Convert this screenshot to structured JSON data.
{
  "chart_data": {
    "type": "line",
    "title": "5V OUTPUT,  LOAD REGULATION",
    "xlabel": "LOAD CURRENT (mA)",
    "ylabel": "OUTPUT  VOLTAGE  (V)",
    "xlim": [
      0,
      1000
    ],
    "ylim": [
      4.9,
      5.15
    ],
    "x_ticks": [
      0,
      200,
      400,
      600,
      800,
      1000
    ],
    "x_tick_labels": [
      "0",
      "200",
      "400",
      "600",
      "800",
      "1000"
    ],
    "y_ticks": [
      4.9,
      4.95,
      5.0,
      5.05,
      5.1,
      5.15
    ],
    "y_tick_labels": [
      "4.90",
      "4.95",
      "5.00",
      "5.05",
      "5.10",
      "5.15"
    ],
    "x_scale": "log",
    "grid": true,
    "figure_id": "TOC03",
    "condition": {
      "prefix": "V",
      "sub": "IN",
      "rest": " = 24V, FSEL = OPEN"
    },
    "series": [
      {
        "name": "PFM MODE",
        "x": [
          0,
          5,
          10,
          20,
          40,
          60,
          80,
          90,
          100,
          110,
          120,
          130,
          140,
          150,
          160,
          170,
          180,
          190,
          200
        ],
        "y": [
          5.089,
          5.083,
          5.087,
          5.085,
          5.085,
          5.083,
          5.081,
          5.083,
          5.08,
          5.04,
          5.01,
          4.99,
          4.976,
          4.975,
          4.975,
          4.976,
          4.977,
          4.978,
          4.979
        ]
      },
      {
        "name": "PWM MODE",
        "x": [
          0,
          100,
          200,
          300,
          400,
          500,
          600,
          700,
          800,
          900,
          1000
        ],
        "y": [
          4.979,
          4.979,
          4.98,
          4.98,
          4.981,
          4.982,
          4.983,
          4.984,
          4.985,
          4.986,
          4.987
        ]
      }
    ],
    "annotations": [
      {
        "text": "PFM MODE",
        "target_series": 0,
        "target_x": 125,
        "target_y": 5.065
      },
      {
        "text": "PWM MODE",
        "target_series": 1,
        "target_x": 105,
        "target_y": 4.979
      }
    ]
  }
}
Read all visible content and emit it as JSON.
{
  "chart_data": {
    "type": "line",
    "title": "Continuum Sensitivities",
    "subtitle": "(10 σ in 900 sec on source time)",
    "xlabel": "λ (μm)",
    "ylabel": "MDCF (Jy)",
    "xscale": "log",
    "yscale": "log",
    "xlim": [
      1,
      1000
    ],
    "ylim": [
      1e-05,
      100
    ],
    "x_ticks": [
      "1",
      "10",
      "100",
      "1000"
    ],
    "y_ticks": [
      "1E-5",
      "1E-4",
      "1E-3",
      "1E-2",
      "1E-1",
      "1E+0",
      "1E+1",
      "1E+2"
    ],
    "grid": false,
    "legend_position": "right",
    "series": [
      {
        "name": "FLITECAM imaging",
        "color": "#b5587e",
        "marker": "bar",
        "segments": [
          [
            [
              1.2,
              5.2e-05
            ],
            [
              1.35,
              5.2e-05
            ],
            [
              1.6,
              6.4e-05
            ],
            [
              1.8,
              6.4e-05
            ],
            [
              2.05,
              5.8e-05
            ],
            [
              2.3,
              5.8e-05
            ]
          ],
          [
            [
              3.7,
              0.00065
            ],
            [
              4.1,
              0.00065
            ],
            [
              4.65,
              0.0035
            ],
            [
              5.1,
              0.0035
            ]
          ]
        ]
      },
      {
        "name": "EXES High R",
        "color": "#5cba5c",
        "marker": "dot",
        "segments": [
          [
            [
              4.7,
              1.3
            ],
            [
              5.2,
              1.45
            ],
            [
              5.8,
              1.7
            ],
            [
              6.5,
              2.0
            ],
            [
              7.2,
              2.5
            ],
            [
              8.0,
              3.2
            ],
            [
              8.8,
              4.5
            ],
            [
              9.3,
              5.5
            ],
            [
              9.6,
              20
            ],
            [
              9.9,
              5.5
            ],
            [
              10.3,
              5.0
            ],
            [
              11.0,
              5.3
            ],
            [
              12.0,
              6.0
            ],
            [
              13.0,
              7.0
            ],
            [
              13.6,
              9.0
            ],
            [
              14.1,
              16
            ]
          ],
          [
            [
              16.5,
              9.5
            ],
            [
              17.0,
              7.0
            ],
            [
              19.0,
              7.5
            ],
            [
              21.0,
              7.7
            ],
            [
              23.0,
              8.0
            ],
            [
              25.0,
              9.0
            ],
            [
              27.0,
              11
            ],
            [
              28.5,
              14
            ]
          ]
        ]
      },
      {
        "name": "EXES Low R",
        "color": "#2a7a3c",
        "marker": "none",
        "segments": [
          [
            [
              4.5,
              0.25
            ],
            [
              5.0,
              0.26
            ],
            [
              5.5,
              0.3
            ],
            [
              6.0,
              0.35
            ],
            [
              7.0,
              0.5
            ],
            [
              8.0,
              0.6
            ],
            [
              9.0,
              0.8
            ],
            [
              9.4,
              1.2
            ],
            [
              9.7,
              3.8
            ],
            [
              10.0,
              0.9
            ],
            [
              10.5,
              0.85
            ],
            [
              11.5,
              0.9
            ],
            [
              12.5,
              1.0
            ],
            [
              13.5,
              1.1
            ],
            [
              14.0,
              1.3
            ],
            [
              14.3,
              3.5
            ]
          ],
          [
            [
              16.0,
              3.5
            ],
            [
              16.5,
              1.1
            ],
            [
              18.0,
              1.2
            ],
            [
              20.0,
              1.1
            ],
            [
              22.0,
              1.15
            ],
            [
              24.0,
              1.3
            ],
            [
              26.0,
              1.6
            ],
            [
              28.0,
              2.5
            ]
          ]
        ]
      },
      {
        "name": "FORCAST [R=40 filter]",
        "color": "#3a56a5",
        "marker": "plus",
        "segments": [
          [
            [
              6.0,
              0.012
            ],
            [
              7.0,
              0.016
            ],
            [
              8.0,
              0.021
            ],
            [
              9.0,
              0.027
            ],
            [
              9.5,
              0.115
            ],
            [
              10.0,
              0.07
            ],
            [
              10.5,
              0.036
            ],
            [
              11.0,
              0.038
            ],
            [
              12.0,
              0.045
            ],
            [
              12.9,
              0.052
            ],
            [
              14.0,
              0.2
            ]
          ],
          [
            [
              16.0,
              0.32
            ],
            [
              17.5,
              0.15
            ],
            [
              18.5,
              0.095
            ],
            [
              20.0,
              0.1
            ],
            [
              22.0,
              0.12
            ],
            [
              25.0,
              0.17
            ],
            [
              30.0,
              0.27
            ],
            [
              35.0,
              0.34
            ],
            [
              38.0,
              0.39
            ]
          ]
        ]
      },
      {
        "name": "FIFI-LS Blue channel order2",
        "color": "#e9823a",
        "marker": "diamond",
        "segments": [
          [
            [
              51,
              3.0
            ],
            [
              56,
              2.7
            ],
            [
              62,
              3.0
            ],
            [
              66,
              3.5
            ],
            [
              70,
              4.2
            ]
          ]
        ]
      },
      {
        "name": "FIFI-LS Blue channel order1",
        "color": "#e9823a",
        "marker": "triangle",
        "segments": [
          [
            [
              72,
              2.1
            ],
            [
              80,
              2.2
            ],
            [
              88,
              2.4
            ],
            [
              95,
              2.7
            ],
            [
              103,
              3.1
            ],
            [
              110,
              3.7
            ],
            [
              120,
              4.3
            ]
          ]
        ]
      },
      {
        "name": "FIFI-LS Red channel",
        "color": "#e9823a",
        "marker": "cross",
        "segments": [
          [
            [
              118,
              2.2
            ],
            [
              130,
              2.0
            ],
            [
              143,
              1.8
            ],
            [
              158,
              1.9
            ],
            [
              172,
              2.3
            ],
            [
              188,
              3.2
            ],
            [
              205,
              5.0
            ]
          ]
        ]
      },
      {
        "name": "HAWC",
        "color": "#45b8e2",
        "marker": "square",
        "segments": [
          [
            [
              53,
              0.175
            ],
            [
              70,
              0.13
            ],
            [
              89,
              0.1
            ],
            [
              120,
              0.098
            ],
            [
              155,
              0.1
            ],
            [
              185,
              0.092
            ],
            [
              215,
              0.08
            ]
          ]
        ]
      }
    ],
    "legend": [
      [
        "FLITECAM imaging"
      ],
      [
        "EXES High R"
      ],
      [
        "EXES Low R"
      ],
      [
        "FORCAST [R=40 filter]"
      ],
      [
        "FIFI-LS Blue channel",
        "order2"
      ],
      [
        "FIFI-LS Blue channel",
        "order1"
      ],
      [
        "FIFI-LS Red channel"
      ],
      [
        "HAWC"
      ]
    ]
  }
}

● What is expected:
Pull out the lines above in which the word "OUTPUT" appears.

● Answer to this task:
    "title": "5V OUTPUT,  LOAD REGULATION",
    "ylabel": "OUTPUT  VOLTAGE  (V)",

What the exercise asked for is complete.